*Problem statement:* Retype the records below word for word and omit any image.
____
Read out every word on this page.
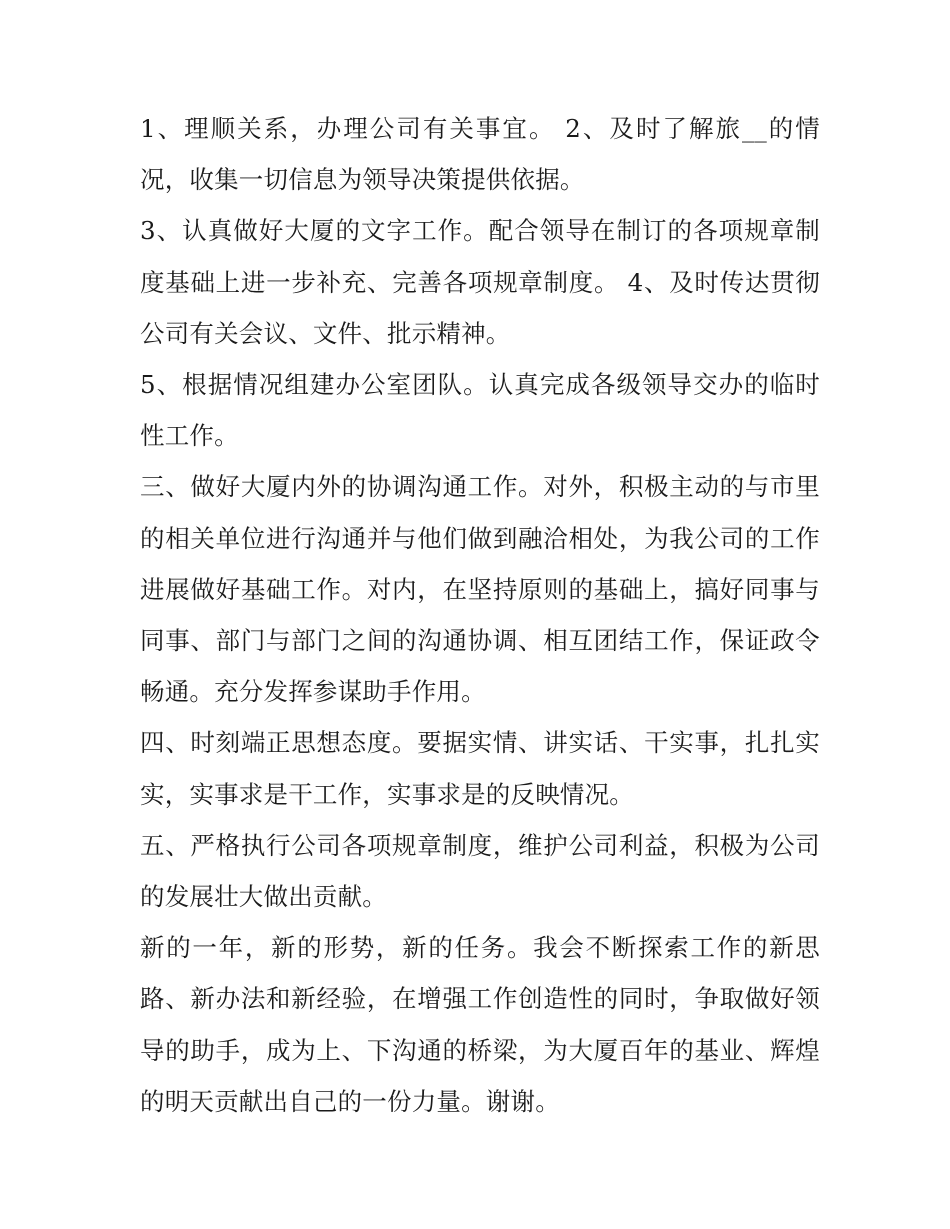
1、理顺关系，办理公司有关事宜。 2、及时了解旅__的情况，收集一切信息为领导决策提供依据。

3、认真做好大厦的文字工作。配合领导在制订的各项规章制度基础上进一步补充、完善各项规章制度。 4、及时传达贯彻公司有关会议、文件、批示精神。

5、根据情况组建办公室团队。认真完成各级领导交办的临时性工作。

三、做好大厦内外的协调沟通工作。对外，积极主动的与市里的相关单位进行沟通并与他们做到融洽相处，为我公司的工作进展做好基础工作。对内，在坚持原则的基础上，搞好同事与同事、部门与部门之间的沟通协调、相互团结工作，保证政令畅通。充分发挥参谋助手作用。

四、时刻端正思想态度。要据实情、讲实话、干实事，扎扎实实，实事求是干工作，实事求是的反映情况。

五、严格执行公司各项规章制度，维护公司利益，积极为公司的发展壮大做出贡献。

新的一年，新的形势，新的任务。我会不断探索工作的新思路、新办法和新经验，在增强工作创造性的同时，争取做好领导的助手，成为上、下沟通的桥梁，为大厦百年的基业、辉煌的明天贡献出自己的一份力量。谢谢。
____
*Solution for this problem:*
Read out every word on this page.
1、理顺关系，办理公司有关事宜。 2、及时了解旅__的情况，收集一切信息为领导决策提供依据。

3、认真做好大厦的文字工作。配合领导在制订的各项规章制度基础上进一步补充、完善各项规章制度。 4、及时传达贯彻公司有关会议、文件、批示精神。

5、根据情况组建办公室团队。认真完成各级领导交办的临时性工作。

三、做好大厦内外的协调沟通工作。对外，积极主动的与市里的相关单位进行沟通并与他们做到融洽相处，为我公司的工作进展做好基础工作。对内，在坚持原则的基础上，搞好同事与同事、部门与部门之间的沟通协调、相互团结工作，保证政令畅通。充分发挥参谋助手作用。

四、时刻端正思想态度。要据实情、讲实话、干实事，扎扎实实，实事求是干工作，实事求是的反映情况。

五、严格执行公司各项规章制度，维护公司利益，积极为公司的发展壮大做出贡献。

新的一年，新的形势，新的任务。我会不断探索工作的新思路、新办法和新经验，在增强工作创造性的同时，争取做好领导的助手，成为上、下沟通的桥梁，为大厦百年的基业、辉煌的明天贡献出自己的一份力量。谢谢。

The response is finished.